Data to process:
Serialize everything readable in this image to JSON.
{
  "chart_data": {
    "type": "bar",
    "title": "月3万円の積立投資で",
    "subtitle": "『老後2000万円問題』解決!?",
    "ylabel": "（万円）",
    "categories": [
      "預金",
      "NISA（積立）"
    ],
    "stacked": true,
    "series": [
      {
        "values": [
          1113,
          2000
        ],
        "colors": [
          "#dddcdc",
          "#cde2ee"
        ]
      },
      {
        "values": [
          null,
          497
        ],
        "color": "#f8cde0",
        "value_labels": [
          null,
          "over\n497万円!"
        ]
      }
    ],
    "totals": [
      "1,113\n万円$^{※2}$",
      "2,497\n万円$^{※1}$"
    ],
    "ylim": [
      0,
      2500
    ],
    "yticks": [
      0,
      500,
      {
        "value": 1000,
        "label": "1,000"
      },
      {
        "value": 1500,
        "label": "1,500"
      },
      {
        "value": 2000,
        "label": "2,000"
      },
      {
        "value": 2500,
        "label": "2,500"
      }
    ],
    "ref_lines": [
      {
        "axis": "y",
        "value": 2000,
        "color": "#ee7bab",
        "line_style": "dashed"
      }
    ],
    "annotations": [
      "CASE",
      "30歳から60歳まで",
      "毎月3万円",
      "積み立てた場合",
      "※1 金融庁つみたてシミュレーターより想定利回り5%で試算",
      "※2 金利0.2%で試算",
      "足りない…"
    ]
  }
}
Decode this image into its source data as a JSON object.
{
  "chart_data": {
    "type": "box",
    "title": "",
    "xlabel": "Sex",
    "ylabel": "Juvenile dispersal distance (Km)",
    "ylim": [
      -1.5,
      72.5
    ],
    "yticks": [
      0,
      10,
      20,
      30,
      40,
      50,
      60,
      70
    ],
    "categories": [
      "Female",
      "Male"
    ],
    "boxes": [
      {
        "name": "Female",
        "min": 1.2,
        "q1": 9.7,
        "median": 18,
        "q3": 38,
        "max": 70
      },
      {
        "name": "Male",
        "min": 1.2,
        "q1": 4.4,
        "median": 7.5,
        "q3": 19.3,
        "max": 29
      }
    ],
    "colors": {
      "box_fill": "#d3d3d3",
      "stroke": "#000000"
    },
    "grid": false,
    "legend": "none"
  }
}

Work to complete: Set out every line from the material that contains the string "image".

Solution to the problem:
Serialize everything readable in this image to JSON.
Decode this image into its source data as a JSON object.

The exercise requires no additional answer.